Problems to work on:
1/ In the article on agentic AI below, what was the name of the session where Meredith Whittaker spoke?
2/ Reproduce the passage of the agentic AI article that begins at the words "But AI agents" and stops after "of non-system applications.".
3/ According to Whittaker's remarks in the agentic AI article below, which groups need the type of security and privacy that Signal can guarantee in the application layer? List them all.

Excerpt to read:
•••

The president of secure messaging app Signal has warned of the security implications of agentic AI, where artificial intelligence (AI) can access systems to help people achieve certain tasks.
In the “Delegated decisions, amplified risk” session at the United Nations’ AI for Good summit, Meredith Whittaker spoke about how the security of Signal and other applications would be compromised by agentic AI. She said the industry was spending billions on advancing AI and betting on developing powerful intermediaries.
As an example of the access that AI agents require, she said: “To make a booking for a restaurant, it needs to have access to your browser to search for the restaurant, and it needs to have access to your contact list and your messages so it can message your friends.
“Having access to Signal would ultimately undermine our ability at the application layer to provide robust privacy and security.”
Whittaker noted that for AI agents to do their jobs autonomously without user interaction, they require pervasive access at the root level to the user’s IT systems. Such access, as Whittaker pointed out, goes against cyber security best practices “in a way that any security researcher or engineer here knows is exactly the kind of vector where one point of access can lead to a much more sensitive domain of access”.
Another security risk of agentic AI is that old software libraries and system components may not be very secure. “When you give an agentic AI system access to so much of your digital life, this pervasive access creates a serious attack vector [to target] security vulnerabilities,” she warned.
The Signal messaging app, like other applications, runs at the application layer of the operating system, and is specifically designed not to use “root” access to avoid cyber security risks.
“The Signal messenger app you’re using is built for iOS or Android, or a desktop operating system, but in none of those environments will it have root access to the entire system. It can’t access data in your calendar. It can’t access other things,” said Whittaker.
When you give an agentic AI system access to so much of your digital life, this pervasive access creates a serious attack vector [to target] security vulnerabilities Meredith Whittaker, Signal
“The place where Signal can guarantee the type of security and privacy which governments, militaries, human rights workers, UN workers and journalists need is in the application layer,” she said.
But AI agents need to work around these security restrictions. “We’re talking about the integration of these agents, often at the operating system level, where they’re being granted permissions up into the application layer,” she warned.
For Whittaker, the way agents are being developed should be a concern for anyone whose applications run at the application layer in an operating system, which is the case for the majority of non-system applications.
“I think this is concerning, not just for Signal, but for anyone whose tech exists at the application layer,” she said.
She used Spotify as an example, saying it doesn’t want to give every other company access to all its data. “That’s proprietary information, algorithms it uses to sell you ads. But an agent is now coming in through a promise to curate a playlist and send it to your friends on your messaging app, and the agent now has access to all that data.”
Whittaker also warned governments of the risks they face when deploying an AI system to access geopolitically sensitive information, which makes use of an application programming interface (API) from one of the big tech providers.
“How is it accessing data across your systems? How is it pooling that data? We know that a pool of data is a honeypot and can be a tempting resource,” she said.
AI systems are probabilistic and draw on different sets of training data to derive a plausible answer to a user query.

•••

Provided data:
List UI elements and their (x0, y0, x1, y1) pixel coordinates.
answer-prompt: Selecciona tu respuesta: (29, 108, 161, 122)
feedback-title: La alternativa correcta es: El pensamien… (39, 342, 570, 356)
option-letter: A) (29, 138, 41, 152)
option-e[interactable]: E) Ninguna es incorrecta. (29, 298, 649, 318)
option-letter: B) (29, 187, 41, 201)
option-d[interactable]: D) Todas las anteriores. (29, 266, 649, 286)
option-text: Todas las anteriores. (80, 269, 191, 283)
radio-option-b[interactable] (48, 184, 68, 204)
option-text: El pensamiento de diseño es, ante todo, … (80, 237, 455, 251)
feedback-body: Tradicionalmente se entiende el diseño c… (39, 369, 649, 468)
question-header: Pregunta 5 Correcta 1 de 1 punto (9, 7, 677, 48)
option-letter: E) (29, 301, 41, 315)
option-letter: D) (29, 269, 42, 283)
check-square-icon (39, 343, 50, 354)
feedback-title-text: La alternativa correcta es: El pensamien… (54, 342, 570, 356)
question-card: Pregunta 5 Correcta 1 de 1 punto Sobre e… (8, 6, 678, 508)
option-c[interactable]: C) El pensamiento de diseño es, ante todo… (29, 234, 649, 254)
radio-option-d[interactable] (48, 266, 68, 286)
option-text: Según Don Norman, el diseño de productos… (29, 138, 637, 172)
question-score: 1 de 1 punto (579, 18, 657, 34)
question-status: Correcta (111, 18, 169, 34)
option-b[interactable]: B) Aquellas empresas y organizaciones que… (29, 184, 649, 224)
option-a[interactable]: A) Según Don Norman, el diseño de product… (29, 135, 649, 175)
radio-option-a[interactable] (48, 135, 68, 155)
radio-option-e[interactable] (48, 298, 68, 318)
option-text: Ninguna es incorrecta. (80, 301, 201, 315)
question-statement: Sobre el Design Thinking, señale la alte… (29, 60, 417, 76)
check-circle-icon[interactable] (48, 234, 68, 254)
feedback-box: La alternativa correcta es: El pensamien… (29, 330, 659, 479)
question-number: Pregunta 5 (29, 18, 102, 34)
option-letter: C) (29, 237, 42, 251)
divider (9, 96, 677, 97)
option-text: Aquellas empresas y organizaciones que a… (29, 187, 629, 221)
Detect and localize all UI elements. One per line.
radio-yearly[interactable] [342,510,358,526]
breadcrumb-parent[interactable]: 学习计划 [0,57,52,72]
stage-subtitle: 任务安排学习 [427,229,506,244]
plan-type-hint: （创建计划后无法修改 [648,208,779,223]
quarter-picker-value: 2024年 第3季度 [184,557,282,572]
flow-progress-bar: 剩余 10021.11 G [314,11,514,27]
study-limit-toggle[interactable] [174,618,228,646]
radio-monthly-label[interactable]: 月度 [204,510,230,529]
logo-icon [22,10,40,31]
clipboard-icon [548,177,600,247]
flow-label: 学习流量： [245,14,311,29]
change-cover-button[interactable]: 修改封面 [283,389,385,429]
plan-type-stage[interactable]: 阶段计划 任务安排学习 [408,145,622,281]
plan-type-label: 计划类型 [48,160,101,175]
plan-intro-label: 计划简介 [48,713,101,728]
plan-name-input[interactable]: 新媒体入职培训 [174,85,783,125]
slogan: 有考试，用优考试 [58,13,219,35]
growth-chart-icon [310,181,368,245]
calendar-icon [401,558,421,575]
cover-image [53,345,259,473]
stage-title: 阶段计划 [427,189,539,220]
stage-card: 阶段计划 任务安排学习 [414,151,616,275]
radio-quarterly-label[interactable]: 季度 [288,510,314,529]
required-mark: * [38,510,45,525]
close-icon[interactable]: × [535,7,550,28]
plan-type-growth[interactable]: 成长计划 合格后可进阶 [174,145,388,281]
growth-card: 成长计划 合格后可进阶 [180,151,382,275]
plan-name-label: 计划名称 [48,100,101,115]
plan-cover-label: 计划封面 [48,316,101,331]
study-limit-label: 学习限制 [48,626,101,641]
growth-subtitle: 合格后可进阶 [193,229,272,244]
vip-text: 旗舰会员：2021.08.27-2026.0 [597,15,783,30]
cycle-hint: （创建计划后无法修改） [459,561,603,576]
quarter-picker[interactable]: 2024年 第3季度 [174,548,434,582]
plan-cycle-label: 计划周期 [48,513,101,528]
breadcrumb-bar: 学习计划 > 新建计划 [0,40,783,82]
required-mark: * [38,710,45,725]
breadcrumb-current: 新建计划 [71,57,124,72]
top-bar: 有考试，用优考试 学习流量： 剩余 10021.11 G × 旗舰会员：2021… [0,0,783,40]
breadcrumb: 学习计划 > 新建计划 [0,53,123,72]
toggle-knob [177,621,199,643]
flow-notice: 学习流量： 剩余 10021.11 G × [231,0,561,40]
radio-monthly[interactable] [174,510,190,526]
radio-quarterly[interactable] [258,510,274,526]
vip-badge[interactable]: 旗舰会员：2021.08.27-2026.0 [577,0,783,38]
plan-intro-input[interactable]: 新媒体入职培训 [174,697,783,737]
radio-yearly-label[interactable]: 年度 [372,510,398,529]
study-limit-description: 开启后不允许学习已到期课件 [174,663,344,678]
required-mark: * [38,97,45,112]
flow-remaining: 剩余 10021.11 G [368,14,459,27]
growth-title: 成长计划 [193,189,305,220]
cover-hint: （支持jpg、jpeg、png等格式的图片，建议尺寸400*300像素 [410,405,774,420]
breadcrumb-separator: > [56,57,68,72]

•••

Task responses:
1/ "Delegated decisions, amplified risk"

2/
But AI agents need to work around these security restrictions. “We’re talking about the integration of these agents, often at the operating system level, where they’re being granted permissions up into the application layer,” she warned.
For Whittaker, the way agents are being developed should be a concern for anyone whose applications run at the application layer in an operating system, which is the case for the majority of non-system applications.

3/
- governments
- militaries
- human rights workers
- UN workers
- journalists